(Given request):
Compute how many lines in the entries below contain "subtitle", and output nothing but the number.

####################

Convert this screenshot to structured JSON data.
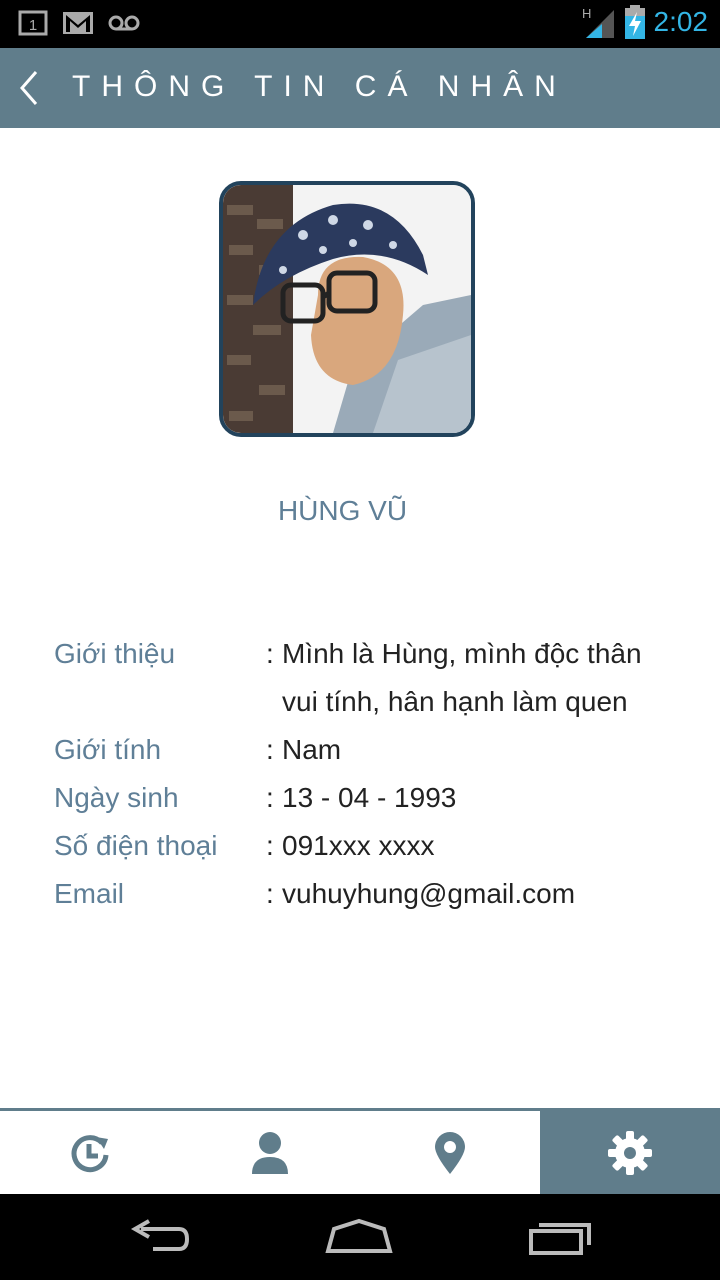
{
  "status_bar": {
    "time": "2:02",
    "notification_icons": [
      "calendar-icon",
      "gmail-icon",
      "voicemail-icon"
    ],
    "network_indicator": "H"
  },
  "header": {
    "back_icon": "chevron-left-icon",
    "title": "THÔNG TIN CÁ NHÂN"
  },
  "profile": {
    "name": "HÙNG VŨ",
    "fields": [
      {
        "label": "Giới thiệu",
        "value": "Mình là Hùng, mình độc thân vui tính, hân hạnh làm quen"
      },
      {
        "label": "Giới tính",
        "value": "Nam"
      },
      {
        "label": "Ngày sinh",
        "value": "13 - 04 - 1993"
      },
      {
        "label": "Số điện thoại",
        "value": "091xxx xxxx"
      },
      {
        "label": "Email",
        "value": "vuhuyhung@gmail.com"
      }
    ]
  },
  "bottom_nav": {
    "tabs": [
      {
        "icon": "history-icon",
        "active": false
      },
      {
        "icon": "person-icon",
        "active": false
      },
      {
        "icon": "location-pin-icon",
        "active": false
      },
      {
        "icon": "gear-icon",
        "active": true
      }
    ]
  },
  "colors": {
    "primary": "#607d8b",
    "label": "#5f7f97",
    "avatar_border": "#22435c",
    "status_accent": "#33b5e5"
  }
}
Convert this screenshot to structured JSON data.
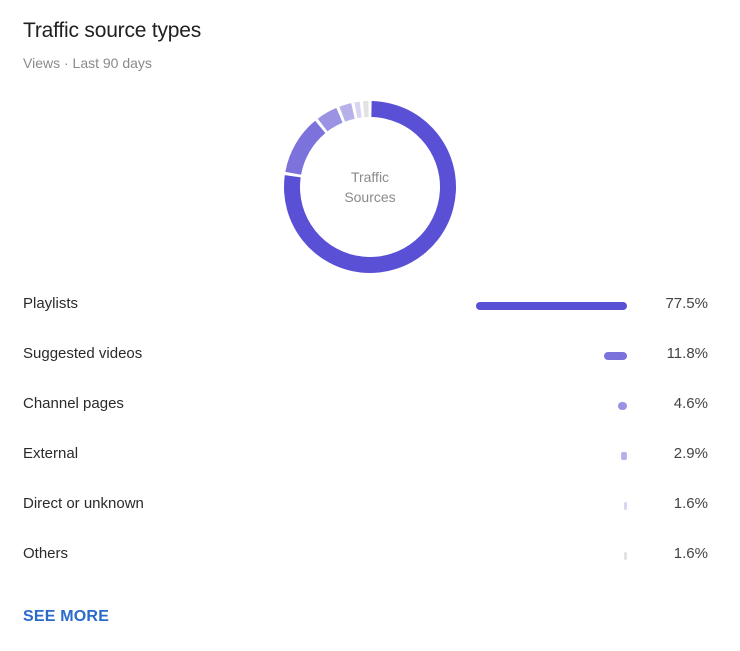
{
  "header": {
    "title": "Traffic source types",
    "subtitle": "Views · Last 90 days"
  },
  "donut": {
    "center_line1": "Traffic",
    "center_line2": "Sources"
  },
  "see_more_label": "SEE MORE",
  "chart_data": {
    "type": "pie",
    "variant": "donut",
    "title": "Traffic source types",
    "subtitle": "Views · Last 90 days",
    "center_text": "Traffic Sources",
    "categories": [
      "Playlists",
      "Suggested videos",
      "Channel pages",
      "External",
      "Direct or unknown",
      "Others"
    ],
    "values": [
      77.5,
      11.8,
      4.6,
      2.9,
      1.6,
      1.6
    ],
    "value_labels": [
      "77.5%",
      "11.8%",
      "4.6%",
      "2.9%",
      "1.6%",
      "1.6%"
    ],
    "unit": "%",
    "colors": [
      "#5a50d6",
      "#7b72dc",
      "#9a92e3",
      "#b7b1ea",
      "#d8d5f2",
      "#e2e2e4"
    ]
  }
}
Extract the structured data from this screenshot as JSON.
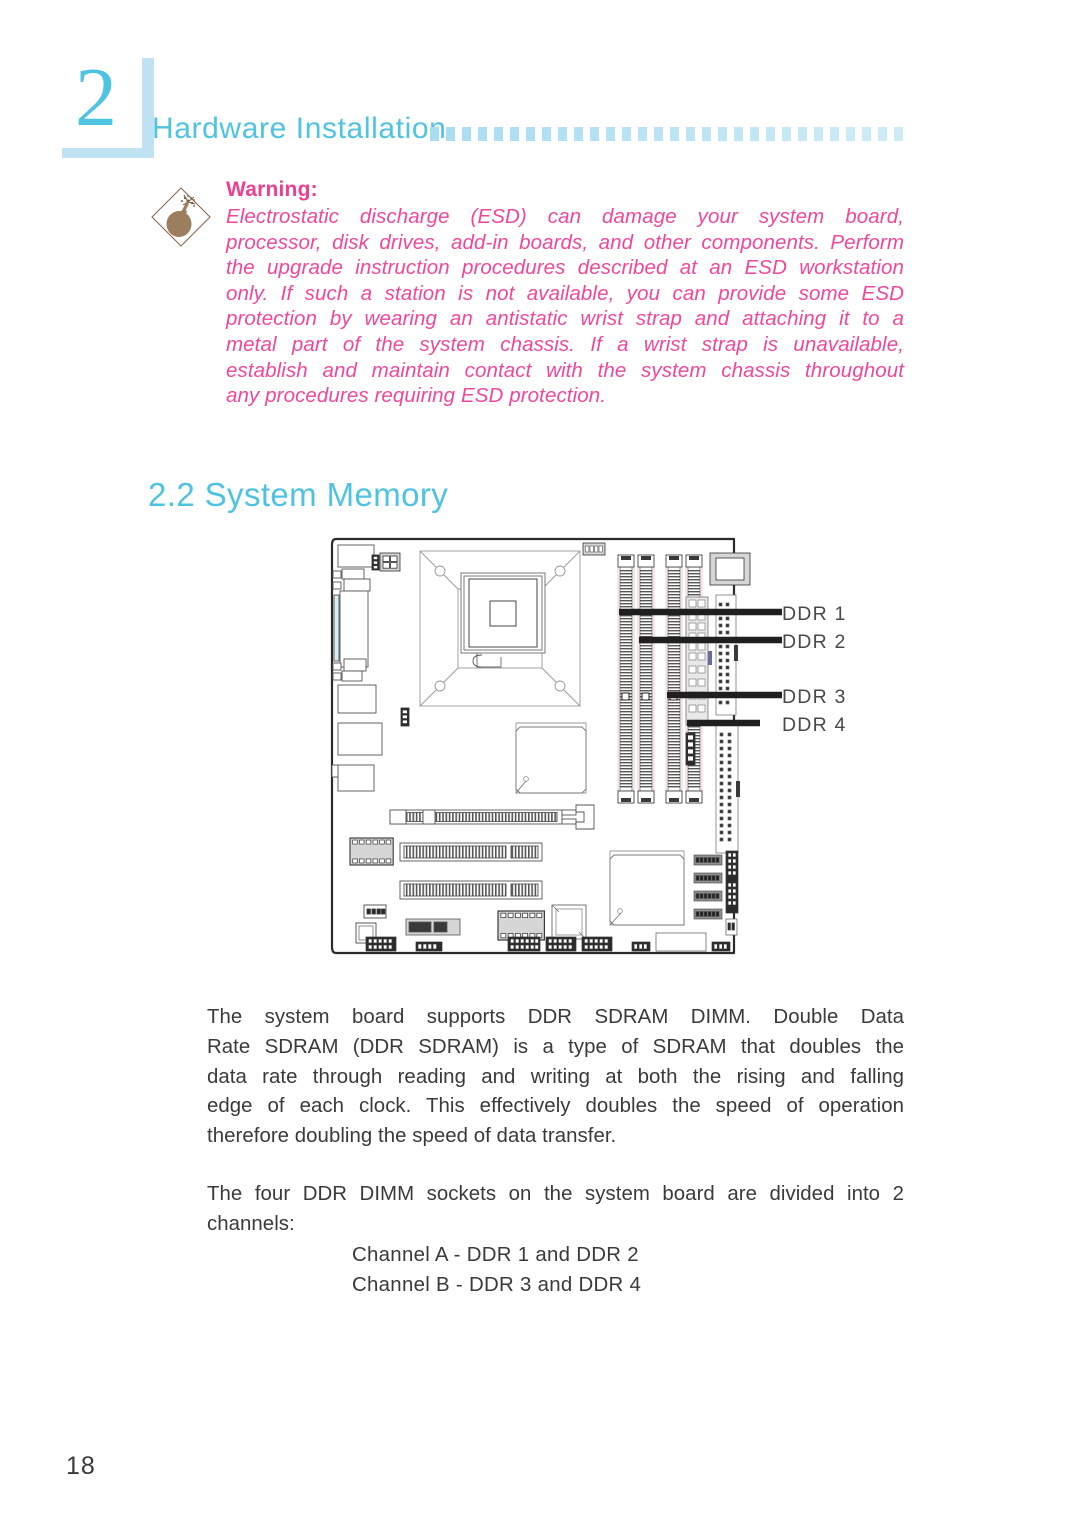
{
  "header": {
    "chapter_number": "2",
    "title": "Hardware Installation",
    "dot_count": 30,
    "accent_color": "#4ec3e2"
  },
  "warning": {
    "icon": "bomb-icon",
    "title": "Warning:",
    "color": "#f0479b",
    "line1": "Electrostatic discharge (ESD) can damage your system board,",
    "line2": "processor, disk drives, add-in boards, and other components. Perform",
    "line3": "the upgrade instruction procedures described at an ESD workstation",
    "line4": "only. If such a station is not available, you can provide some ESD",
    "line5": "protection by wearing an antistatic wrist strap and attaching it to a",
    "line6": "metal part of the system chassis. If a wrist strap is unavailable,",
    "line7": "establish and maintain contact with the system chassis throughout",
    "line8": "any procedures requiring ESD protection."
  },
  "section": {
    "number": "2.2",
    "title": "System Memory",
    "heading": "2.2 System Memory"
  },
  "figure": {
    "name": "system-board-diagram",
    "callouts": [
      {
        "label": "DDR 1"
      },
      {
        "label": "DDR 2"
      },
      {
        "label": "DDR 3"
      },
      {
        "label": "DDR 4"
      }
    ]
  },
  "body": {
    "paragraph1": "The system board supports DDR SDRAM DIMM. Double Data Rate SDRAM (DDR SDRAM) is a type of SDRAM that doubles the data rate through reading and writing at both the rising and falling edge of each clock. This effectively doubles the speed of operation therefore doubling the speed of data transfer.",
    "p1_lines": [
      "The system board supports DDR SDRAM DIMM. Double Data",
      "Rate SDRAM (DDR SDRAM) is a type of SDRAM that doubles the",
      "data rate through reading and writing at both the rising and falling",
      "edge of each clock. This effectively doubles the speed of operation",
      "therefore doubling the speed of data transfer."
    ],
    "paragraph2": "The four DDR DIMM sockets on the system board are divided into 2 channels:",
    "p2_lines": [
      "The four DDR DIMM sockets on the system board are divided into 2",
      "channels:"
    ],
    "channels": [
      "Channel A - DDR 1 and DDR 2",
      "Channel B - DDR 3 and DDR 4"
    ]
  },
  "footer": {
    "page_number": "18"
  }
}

####################

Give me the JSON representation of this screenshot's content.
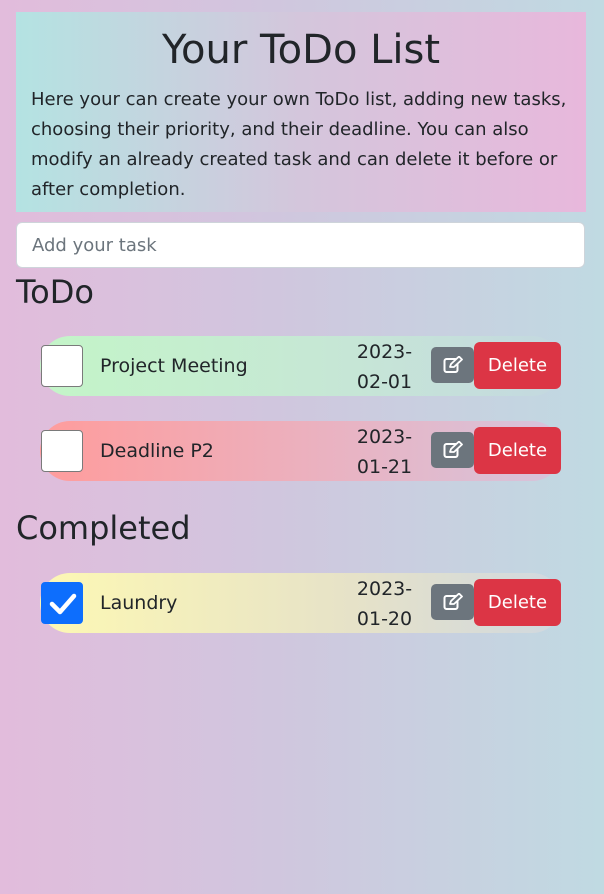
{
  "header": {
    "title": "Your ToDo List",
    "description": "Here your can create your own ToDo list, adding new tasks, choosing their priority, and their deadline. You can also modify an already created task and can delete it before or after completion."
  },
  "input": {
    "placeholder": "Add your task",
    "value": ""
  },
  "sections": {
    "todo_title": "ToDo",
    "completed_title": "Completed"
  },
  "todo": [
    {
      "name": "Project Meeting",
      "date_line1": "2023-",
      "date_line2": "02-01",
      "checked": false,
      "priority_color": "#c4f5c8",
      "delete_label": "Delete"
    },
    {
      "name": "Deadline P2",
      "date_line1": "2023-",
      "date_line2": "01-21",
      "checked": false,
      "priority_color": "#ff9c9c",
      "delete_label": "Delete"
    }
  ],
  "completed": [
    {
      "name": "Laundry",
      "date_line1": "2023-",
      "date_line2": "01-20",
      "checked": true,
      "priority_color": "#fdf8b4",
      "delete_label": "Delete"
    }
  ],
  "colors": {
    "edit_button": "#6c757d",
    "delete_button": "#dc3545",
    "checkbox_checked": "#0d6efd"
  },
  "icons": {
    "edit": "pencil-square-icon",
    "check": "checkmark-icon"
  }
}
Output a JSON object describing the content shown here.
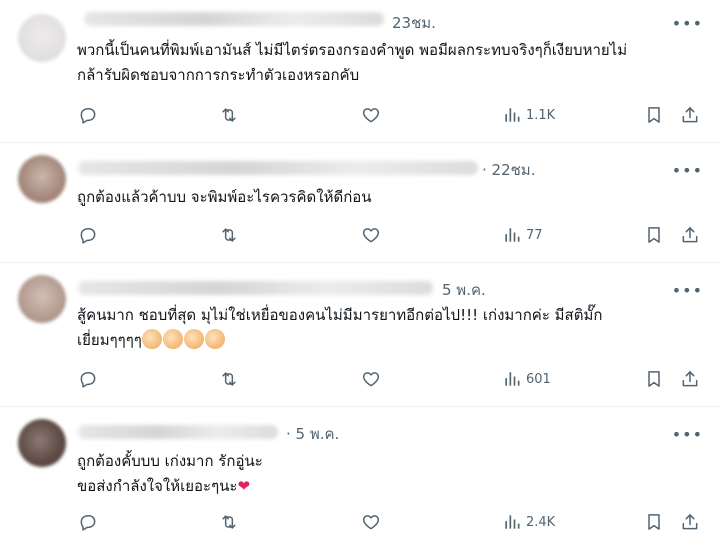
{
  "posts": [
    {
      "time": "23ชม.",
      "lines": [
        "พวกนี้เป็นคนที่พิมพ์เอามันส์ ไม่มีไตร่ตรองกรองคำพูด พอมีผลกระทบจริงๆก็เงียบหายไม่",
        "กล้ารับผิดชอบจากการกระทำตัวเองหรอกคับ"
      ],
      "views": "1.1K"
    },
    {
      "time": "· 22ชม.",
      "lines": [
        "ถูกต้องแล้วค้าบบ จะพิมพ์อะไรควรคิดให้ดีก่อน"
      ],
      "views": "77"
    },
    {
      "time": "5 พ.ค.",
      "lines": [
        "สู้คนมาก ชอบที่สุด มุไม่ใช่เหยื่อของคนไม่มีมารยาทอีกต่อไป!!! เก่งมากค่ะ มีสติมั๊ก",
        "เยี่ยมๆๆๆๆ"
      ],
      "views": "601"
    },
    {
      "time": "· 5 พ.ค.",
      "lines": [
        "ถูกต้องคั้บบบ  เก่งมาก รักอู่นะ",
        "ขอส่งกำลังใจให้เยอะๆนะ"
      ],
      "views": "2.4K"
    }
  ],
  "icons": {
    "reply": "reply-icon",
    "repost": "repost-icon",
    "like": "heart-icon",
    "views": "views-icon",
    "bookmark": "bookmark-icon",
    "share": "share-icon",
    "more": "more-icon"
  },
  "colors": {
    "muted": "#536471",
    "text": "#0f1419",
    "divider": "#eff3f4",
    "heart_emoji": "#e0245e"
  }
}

####################

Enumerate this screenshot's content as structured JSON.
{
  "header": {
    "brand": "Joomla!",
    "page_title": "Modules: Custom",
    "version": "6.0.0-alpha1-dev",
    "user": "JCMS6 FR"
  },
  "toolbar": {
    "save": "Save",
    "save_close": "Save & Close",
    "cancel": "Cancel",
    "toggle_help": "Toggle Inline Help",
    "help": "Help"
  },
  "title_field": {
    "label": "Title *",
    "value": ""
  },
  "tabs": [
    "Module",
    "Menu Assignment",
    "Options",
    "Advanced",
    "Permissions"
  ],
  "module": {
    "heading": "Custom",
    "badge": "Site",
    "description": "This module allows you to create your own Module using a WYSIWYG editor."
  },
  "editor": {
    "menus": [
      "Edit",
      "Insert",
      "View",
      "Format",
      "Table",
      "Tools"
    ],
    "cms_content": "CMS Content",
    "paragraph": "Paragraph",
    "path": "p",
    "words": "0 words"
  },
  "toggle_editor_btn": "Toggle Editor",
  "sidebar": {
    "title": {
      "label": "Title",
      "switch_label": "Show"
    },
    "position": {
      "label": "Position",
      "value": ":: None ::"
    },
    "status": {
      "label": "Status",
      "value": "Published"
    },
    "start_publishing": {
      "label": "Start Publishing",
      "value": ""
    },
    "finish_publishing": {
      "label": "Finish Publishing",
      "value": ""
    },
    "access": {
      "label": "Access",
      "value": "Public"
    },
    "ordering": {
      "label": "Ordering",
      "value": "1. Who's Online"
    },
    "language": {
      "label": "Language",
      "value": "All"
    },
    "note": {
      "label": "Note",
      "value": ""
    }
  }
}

####################

(Correct result):
2